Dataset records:
────────────────

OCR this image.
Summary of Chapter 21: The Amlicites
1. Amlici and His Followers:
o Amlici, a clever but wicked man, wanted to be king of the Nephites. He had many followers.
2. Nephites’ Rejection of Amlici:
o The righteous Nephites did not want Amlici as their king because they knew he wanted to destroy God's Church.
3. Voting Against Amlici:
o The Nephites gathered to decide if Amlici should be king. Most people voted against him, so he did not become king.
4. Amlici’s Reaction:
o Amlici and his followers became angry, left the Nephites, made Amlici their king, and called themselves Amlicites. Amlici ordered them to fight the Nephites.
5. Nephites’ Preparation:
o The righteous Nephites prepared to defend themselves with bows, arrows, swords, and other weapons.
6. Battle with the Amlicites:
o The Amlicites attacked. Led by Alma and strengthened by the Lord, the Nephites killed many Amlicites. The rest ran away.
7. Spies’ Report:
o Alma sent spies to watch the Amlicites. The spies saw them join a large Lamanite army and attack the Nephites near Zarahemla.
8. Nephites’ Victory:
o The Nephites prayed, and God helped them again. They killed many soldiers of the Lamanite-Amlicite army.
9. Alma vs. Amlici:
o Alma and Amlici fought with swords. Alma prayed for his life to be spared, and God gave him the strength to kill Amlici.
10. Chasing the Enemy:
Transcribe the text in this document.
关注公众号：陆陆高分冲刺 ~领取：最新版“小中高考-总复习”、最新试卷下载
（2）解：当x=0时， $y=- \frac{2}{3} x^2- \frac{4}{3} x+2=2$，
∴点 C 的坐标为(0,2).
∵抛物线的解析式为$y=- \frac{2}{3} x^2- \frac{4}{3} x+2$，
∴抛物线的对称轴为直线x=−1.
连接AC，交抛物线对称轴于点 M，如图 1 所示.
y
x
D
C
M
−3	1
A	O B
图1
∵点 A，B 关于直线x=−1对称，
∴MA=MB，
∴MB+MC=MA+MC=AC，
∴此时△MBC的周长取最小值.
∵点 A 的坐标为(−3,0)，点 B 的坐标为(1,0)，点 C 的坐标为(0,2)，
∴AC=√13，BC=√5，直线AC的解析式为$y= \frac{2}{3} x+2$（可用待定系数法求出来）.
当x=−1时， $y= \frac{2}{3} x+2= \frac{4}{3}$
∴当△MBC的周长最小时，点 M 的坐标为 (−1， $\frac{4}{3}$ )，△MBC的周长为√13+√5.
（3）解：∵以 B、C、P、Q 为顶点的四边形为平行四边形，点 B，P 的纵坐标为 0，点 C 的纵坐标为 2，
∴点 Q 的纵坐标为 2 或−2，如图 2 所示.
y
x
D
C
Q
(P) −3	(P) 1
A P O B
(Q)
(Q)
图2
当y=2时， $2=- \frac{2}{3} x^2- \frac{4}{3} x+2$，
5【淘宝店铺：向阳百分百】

────────────────

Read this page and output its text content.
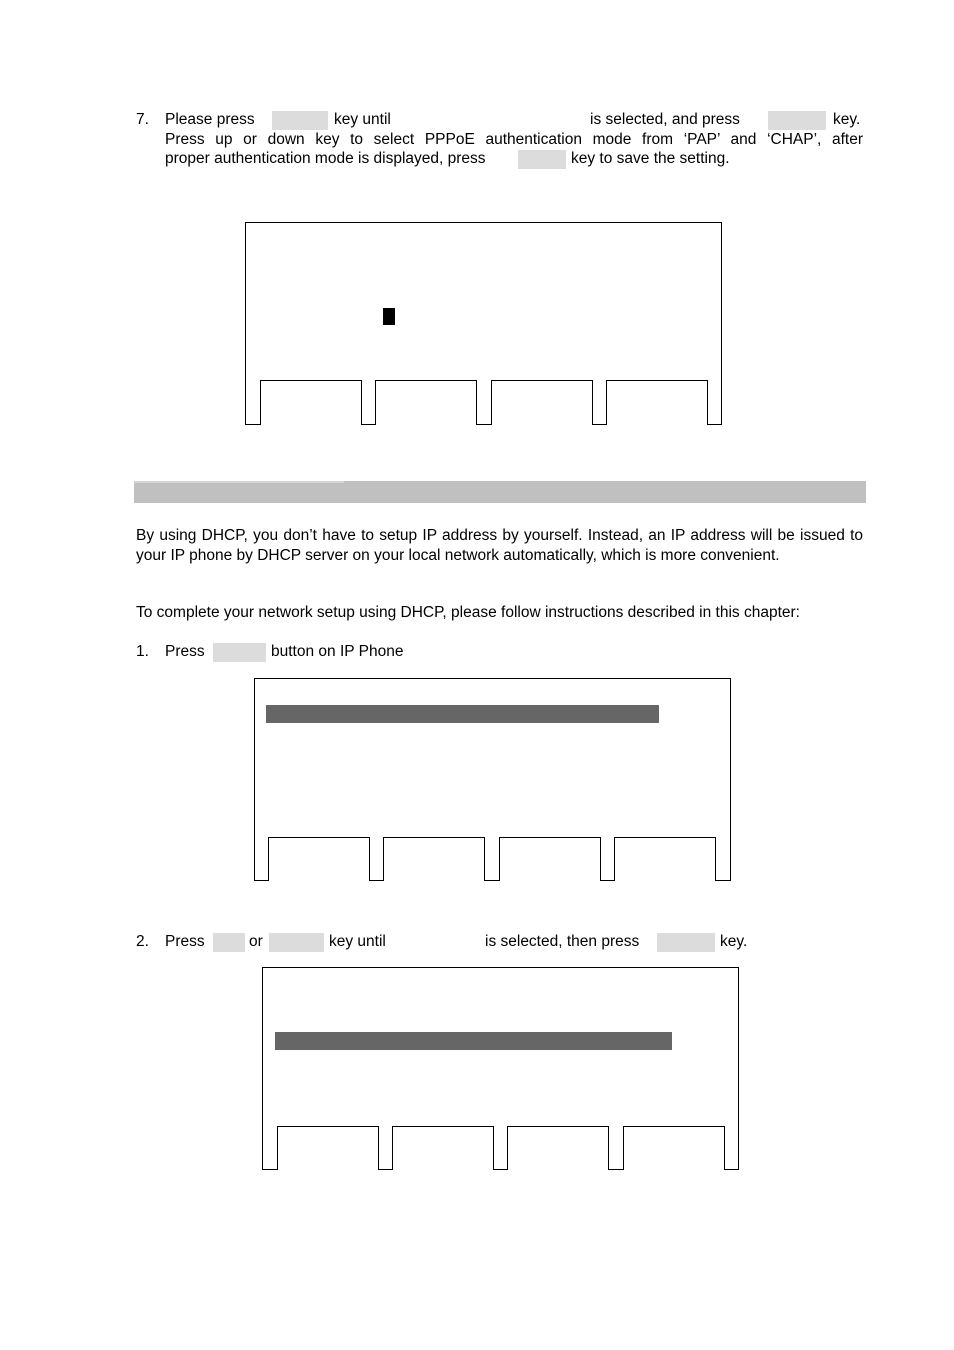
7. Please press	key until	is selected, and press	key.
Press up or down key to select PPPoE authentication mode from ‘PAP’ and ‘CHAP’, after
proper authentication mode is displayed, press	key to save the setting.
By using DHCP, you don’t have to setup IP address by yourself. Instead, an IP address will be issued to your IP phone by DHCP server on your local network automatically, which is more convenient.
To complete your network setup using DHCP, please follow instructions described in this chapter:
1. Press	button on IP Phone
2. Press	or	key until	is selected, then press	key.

────────────────

:: EXERCISE BRIEF ::
Count how many lines above contain the word "DHCP". Reply with the number alone.

:: RESULT OF THE TASK ::
2